Omit all pictures. Copy the rest of the material exactly.
----- Materials provided -----
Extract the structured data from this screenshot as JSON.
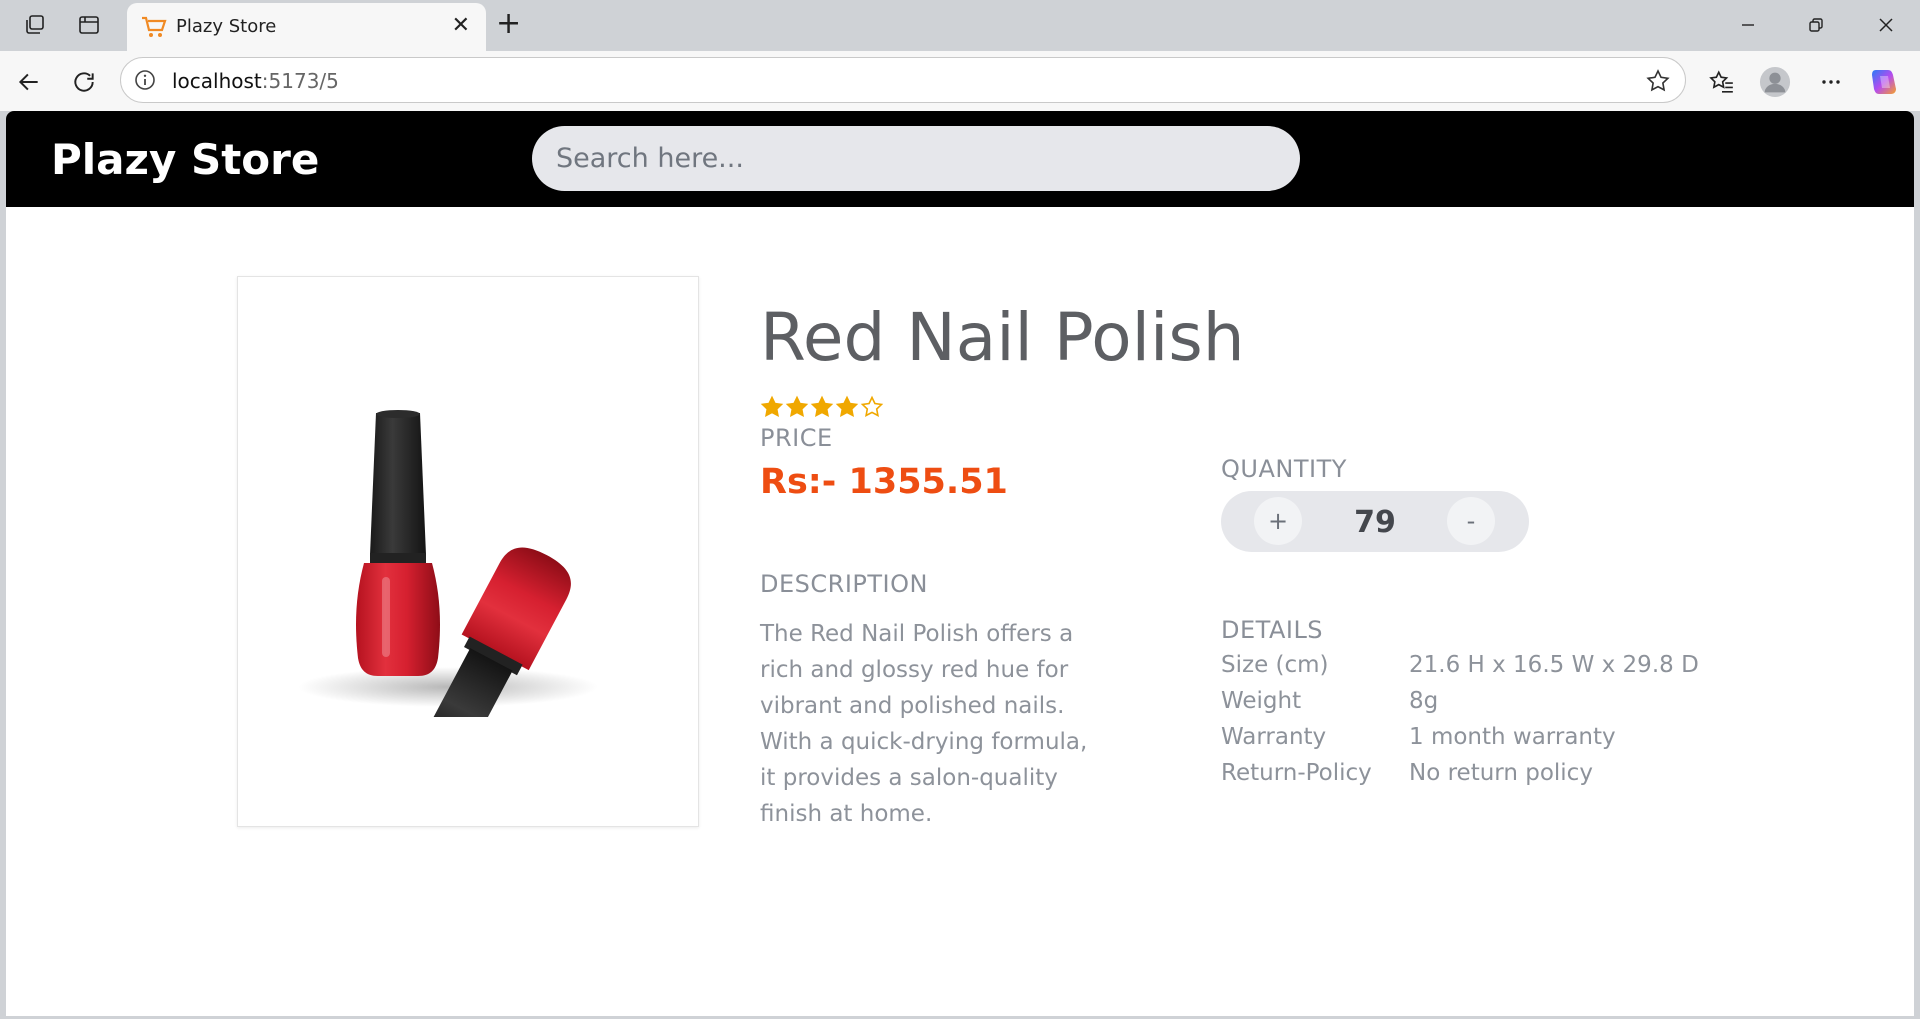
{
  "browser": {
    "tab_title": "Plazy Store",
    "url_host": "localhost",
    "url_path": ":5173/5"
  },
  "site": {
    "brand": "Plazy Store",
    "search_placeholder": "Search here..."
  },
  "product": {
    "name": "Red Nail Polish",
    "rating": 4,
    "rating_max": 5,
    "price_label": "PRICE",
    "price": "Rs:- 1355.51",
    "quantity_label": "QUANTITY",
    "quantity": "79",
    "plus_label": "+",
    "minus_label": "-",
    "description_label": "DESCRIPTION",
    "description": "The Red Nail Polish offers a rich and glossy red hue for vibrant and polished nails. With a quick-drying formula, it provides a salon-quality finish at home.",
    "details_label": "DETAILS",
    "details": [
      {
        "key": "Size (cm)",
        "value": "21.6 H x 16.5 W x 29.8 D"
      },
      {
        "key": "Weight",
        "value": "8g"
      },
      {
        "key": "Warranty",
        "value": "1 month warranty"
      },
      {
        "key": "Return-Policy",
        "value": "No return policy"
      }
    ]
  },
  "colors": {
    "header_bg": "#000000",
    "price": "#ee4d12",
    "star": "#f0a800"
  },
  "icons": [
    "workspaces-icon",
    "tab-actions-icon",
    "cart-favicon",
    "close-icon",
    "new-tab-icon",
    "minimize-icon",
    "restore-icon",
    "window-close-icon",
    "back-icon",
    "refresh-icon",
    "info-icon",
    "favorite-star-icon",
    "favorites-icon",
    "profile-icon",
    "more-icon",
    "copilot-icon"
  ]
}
-----
#### Task result:
Extract the structured data from this screenshot as JSON.
{
  "browser": {
    "tab_title": "Plazy Store",
    "url_host": "localhost",
    "url_path": ":5173/5"
  },
  "site": {
    "brand": "Plazy Store",
    "search_placeholder": "Search here..."
  },
  "product": {
    "name": "Red Nail Polish",
    "rating": 4,
    "rating_max": 5,
    "price_label": "PRICE",
    "price": "Rs:- 1355.51",
    "quantity_label": "QUANTITY",
    "quantity": "79",
    "plus_label": "+",
    "minus_label": "-",
    "description_label": "DESCRIPTION",
    "description": "The Red Nail Polish offers a rich and glossy red hue for vibrant and polished nails. With a quick-drying formula, it provides a salon-quality finish at home.",
    "details_label": "DETAILS",
    "details": [
      {
        "key": "Size (cm)",
        "value": "21.6 H x 16.5 W x 29.8 D"
      },
      {
        "key": "Weight",
        "value": "8g"
      },
      {
        "key": "Warranty",
        "value": "1 month warranty"
      },
      {
        "key": "Return-Policy",
        "value": "No return policy"
      }
    ]
  },
  "colors": {
    "header_bg": "#000000",
    "price": "#ee4d12",
    "star": "#f0a800"
  },
  "icons": [
    "workspaces-icon",
    "tab-actions-icon",
    "cart-favicon",
    "close-icon",
    "new-tab-icon",
    "minimize-icon",
    "restore-icon",
    "window-close-icon",
    "back-icon",
    "refresh-icon",
    "info-icon",
    "favorite-star-icon",
    "favorites-icon",
    "profile-icon",
    "more-icon",
    "copilot-icon"
  ]
}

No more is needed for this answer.